Entries taken from a collection
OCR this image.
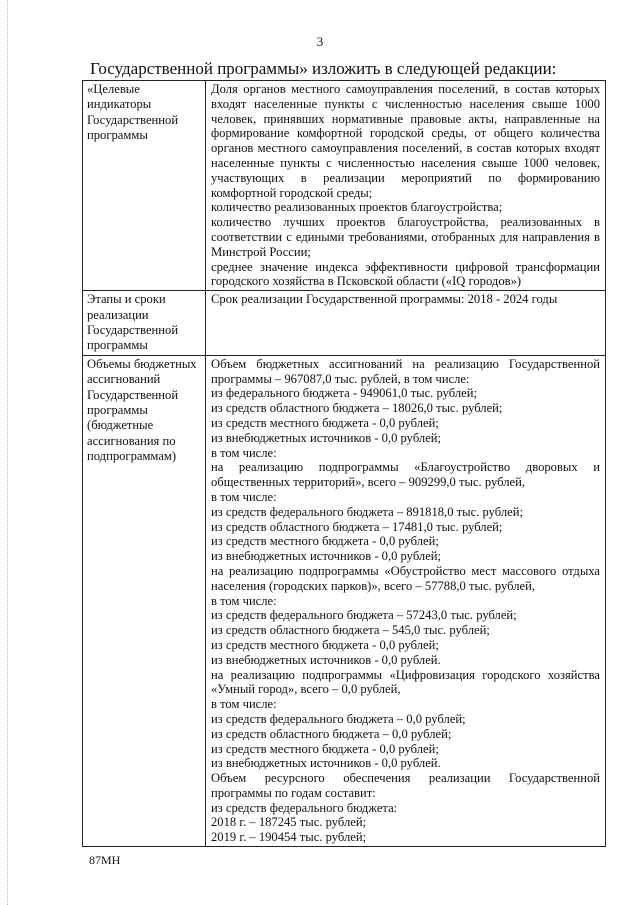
3
Государственной программы» изложить в следующей редакции:
«Целевые индикаторы Государственной программы
Доля органов местного самоуправления поселений, в состав которых входят населенные пункты с численностью населения свыше 1000 человек, принявших нормативные правовые акты, направленные на формирование комфортной городской среды, от общего количества органов местного самоуправления поселений, в состав которых входят населенные пункты с численностью населения свыше 1000 человек, участвующих в реализации мероприятий по формированию комфортной городской среды;
количество реализованных проектов благоустройства;
количество лучших проектов благоустройства, реализованных в соответствии с едиными требованиями, отобранных для направления в Минстрой России;
среднее значение индекса эффективности цифровой трансформации городского хозяйства в Псковской области («IQ городов»)
Этапы и сроки реализации Государственной программы
Срок реализации Государственной программы: 2018 - 2024 годы
Объемы бюджетных ассигнований Государственной программы (бюджетные ассигнования по подпрограммам)
Объем бюджетных ассигнований на реализацию Государственной программы – 967087,0 тыс. рублей, в том числе:
из федерального бюджета - 949061,0 тыс. рублей;
из средств областного бюджета – 18026,0 тыс. рублей;
из средств местного бюджета - 0,0 рублей;
из внебюджетных источников - 0,0 рублей;
в том числе:
на реализацию подпрограммы «Благоустройство дворовых и общественных территорий», всего – 909299,0 тыс. рублей,
в том числе:
из средств федерального бюджета – 891818,0 тыс. рублей;
из средств областного бюджета – 17481,0 тыс. рублей;
из средств местного бюджета - 0,0 рублей;
из внебюджетных источников - 0,0 рублей;
на реализацию подпрограммы «Обустройство мест массового отдыха населения (городских парков)», всего – 57788,0 тыс. рублей,
в том числе:
из средств федерального бюджета – 57243,0 тыс. рублей;
из средств областного бюджета – 545,0 тыс. рублей;
из средств местного бюджета - 0,0 рублей;
из внебюджетных источников - 0,0 рублей.
на реализацию подпрограммы «Цифровизация городского хозяйства «Умный город», всего – 0,0 рублей,
в том числе:
из средств федерального бюджета – 0,0 рублей;
из средств областного бюджета – 0,0 рублей;
из средств местного бюджета - 0,0 рублей;
из внебюджетных источников - 0,0 рублей.
Объем ресурсного обеспечения реализации Государственной программы по годам составит:
из средств федерального бюджета:
2018 г. – 187245 тыс. рублей;
2019 г. – 190454 тыс. рублей;
87МН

Aim: Take each line containing the string "хозяйства" and copy it out.

Solution to the problem:
среднее значение индекса эффективности цифровой трансформации городского хозяйства в Псковской области («IQ городов»)
на реализацию подпрограммы «Цифровизация городского хозяйства «Умный город», всего – 0,0 рублей,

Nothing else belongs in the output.